(Data entries)

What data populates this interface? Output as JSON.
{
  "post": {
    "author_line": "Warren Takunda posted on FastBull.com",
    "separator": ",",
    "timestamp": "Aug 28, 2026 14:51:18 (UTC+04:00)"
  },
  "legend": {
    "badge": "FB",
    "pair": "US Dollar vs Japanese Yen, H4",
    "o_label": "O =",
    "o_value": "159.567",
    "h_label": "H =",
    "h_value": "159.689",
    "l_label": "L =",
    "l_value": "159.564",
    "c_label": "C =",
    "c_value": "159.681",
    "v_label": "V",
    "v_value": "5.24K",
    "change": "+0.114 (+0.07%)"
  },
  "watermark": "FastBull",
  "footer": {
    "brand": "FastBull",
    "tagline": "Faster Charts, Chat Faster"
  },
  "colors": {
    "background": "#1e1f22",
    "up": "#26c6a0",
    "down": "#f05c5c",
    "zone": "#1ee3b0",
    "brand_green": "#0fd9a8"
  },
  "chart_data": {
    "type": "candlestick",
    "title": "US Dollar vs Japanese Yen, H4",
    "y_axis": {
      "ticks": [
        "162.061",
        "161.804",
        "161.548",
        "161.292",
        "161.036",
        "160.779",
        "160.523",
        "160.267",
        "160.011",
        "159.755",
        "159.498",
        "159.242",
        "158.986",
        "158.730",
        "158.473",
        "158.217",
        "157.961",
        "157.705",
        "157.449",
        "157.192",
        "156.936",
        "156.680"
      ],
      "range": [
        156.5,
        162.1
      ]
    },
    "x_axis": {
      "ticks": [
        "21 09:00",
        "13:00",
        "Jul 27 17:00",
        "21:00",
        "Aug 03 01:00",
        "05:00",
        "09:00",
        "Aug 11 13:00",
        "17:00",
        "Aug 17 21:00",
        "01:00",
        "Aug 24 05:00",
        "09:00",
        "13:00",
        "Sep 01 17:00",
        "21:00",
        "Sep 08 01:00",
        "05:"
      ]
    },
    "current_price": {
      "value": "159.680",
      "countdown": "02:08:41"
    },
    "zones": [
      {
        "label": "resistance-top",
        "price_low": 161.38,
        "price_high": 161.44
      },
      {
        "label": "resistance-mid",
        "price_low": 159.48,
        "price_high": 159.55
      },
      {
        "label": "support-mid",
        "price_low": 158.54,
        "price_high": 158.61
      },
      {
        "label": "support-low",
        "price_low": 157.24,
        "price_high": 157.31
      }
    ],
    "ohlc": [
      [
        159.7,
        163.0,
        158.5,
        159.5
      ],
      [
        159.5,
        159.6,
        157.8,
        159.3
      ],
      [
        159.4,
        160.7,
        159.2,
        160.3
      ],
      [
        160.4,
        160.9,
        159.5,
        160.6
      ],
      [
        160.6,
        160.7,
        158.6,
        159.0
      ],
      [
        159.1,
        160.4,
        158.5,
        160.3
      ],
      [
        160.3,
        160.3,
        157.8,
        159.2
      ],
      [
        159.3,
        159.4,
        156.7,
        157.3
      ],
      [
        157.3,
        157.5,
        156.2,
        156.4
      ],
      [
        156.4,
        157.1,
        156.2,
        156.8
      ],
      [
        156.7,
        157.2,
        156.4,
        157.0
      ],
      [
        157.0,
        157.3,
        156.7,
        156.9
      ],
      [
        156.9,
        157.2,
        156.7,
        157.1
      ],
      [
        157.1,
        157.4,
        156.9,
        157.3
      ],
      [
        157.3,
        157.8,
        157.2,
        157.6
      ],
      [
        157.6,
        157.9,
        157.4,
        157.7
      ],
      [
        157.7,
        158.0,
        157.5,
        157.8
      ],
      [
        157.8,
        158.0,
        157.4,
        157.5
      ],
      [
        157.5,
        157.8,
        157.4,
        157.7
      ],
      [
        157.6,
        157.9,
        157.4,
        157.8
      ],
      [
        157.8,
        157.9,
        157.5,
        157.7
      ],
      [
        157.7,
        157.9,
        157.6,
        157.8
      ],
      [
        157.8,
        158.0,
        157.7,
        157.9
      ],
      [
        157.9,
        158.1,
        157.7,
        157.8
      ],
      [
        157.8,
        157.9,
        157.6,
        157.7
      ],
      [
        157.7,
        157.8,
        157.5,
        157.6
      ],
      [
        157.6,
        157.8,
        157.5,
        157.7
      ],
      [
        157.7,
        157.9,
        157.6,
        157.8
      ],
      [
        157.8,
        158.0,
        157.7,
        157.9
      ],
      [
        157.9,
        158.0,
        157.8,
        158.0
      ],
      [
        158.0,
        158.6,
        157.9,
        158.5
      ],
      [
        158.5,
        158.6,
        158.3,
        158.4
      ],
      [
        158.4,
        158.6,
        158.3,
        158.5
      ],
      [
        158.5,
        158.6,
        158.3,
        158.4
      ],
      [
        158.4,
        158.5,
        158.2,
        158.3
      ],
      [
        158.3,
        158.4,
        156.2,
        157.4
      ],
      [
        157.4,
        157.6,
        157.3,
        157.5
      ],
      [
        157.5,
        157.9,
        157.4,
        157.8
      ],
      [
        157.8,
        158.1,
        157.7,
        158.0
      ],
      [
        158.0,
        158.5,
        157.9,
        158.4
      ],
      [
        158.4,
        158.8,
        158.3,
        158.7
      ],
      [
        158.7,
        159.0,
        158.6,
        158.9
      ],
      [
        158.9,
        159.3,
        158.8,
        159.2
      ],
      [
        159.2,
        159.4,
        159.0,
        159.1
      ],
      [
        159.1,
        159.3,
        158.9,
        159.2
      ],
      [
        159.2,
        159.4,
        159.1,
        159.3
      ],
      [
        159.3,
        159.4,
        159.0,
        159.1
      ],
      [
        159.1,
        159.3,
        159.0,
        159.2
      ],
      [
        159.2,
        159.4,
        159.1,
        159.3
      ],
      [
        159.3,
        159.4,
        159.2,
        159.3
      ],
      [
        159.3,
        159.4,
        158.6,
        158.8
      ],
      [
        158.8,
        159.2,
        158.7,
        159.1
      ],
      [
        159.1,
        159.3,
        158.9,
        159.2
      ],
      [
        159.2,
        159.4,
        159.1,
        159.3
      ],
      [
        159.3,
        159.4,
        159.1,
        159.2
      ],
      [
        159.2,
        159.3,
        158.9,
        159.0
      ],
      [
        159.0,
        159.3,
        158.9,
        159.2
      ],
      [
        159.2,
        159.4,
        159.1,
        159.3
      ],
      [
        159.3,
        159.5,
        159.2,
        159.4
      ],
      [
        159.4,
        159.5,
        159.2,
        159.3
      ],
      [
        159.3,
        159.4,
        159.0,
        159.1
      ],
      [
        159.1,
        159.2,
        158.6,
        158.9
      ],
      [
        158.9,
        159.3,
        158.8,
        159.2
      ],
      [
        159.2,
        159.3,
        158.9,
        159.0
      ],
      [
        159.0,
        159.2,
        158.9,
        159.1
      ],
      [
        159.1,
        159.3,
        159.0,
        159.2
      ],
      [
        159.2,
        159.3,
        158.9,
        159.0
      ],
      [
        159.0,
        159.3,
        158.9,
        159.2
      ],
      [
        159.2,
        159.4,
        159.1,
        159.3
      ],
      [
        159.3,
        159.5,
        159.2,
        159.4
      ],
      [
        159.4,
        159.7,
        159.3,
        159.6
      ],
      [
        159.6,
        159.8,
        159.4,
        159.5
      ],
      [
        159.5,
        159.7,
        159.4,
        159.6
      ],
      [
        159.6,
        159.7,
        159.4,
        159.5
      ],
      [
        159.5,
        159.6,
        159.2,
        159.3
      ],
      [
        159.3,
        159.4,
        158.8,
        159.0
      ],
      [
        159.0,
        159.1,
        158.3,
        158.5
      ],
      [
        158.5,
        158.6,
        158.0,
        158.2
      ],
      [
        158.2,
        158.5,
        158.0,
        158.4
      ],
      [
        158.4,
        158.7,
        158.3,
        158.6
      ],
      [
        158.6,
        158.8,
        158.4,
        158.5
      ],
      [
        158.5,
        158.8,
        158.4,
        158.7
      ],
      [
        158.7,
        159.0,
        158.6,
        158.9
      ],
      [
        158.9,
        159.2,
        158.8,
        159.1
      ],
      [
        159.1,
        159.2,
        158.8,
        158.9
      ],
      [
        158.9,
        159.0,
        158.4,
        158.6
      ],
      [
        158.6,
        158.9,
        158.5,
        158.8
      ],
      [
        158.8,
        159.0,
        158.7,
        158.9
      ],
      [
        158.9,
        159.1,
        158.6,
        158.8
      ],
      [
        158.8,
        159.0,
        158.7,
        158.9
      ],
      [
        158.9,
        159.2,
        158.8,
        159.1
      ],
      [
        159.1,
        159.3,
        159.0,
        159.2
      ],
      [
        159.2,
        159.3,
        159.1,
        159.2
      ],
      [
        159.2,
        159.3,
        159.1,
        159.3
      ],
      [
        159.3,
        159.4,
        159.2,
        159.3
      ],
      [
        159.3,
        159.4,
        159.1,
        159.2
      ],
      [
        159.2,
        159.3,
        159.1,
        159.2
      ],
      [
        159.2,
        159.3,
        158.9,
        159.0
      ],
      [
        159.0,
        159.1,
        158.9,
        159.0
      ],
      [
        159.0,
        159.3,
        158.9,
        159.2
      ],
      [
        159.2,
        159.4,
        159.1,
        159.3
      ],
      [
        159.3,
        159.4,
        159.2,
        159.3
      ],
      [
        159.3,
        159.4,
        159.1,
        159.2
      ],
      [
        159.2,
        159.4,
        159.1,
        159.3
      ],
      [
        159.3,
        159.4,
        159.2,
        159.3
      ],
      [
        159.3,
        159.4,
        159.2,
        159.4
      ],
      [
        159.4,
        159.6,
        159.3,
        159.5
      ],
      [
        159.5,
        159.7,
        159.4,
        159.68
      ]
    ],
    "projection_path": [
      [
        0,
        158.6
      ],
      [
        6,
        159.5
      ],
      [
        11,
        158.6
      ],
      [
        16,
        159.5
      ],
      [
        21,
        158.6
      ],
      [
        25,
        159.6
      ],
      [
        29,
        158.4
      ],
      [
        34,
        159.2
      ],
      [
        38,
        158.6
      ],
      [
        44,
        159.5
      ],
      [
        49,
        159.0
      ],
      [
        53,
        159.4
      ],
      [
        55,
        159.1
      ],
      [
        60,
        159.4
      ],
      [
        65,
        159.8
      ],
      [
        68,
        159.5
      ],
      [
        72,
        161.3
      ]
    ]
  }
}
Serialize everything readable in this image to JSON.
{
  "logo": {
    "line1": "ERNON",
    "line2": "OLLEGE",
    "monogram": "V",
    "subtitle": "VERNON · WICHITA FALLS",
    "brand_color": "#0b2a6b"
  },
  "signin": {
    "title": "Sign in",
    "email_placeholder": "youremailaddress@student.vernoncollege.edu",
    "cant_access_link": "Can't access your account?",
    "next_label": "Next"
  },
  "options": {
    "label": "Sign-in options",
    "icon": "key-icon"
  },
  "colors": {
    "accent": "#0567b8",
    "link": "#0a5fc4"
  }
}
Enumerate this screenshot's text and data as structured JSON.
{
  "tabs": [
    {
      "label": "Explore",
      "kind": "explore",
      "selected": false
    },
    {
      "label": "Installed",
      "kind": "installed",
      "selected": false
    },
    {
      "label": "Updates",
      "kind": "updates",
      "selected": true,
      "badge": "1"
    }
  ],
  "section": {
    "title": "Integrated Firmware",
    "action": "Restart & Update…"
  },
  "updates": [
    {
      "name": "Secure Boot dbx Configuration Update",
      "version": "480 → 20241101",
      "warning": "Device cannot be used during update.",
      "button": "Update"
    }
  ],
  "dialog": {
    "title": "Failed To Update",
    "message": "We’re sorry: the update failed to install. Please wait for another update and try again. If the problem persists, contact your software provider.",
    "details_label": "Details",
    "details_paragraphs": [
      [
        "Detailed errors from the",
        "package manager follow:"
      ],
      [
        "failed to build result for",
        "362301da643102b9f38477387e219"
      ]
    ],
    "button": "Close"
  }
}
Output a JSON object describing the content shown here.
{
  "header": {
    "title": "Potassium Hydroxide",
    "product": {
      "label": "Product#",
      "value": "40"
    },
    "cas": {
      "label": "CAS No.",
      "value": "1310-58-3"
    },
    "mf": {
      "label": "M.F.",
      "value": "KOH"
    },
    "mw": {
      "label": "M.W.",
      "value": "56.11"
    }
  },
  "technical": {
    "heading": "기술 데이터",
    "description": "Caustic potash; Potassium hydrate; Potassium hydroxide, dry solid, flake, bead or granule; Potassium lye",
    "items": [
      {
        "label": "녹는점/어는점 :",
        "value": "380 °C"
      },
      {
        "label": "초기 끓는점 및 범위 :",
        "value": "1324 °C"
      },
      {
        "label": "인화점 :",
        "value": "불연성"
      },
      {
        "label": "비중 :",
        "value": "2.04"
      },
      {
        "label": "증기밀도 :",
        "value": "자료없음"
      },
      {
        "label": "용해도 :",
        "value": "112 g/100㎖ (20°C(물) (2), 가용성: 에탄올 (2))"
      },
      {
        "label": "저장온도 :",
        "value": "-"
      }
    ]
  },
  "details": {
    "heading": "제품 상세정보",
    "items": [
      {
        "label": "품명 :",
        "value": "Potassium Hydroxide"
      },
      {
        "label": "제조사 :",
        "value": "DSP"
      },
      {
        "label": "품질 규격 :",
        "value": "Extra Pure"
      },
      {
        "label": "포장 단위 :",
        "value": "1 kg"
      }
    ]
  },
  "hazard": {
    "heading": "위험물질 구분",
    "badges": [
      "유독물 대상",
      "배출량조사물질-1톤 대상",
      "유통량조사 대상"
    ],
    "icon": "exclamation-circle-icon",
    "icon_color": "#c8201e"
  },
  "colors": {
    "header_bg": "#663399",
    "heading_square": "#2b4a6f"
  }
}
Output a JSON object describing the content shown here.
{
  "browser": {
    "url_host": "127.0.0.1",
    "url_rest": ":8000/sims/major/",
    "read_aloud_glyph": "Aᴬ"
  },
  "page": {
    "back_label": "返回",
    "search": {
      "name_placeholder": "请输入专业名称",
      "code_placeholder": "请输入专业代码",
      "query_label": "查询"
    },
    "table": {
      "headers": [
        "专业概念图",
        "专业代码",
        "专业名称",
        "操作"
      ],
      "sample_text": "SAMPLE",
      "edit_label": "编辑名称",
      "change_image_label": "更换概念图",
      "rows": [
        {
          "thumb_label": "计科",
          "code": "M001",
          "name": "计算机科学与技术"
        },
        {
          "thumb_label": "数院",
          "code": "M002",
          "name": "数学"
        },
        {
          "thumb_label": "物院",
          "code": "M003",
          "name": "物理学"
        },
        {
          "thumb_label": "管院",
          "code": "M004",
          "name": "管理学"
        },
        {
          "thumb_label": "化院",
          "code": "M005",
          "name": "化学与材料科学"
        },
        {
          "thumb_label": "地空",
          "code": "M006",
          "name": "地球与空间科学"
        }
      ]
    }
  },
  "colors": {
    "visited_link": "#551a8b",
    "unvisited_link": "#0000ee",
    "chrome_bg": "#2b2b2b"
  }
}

- _Written problem_:
Every line that holds the word "this" counts once; state the total number of such lines and nothing else.

- _Finished exercise_:
3